Task directions
Collect every line in the records below that contains the word "családról".
** start of Input rows **
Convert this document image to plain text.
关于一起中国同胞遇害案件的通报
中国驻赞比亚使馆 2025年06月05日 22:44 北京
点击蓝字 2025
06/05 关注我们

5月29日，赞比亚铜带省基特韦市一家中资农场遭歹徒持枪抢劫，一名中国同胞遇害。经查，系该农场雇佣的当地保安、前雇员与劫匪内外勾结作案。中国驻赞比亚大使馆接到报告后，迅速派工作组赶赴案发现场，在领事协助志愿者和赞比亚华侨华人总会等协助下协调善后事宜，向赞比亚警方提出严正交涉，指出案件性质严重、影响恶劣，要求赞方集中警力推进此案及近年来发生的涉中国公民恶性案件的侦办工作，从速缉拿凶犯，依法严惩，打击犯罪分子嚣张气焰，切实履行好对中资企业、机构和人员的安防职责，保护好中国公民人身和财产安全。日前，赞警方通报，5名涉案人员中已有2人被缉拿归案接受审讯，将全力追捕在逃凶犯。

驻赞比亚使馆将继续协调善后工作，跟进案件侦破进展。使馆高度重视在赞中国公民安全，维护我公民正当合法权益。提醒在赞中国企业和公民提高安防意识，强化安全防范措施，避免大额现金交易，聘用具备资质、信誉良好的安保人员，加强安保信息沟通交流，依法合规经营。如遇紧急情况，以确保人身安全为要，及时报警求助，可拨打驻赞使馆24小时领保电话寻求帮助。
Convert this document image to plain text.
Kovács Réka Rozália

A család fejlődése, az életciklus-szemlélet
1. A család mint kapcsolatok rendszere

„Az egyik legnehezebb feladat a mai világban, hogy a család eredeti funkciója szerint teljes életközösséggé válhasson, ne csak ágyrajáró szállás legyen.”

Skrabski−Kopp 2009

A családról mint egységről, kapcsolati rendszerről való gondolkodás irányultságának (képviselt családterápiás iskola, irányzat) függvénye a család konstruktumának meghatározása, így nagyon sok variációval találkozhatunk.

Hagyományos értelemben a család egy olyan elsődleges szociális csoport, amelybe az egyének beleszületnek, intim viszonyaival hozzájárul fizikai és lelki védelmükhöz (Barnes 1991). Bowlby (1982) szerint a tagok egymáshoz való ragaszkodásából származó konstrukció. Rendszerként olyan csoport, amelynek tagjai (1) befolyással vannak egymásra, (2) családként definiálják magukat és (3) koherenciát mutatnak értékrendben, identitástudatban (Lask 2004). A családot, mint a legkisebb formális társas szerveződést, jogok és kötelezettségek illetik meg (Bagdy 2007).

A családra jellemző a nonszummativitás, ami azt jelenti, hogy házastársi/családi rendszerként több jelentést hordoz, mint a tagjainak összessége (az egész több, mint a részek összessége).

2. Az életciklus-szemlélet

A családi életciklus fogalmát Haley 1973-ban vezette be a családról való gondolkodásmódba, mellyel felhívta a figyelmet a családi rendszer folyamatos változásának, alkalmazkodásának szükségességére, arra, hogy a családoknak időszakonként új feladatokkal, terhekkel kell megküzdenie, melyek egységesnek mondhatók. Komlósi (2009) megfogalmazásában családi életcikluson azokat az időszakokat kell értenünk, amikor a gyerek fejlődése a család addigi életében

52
** end of Input rows **
Result below
A családról mint egységről, kapcsolati rendszerről való gondolkodás irányultságának (képviselt családterápiás iskola, irányzat) függvénye a család konstruktumának meghatározása, így nagyon sok variációval találkozhatunk.
A családi életciklus fogalmát Haley 1973-ban vezette be a családról való gondolkodásmódba, mellyel felhívta a figyelmet a családi rendszer folyamatos változásának, alkalmazkodásának szükségességére, arra, hogy a családoknak időszakonként új feladatokkal, terhekkel kell megküzdenie, melyek egységesnek mondhatók. Komlósi (2009) megfogalmazásában családi életcikluson azokat az időszakokat kell értenünk, amikor a gyerek fejlődése a család addigi életében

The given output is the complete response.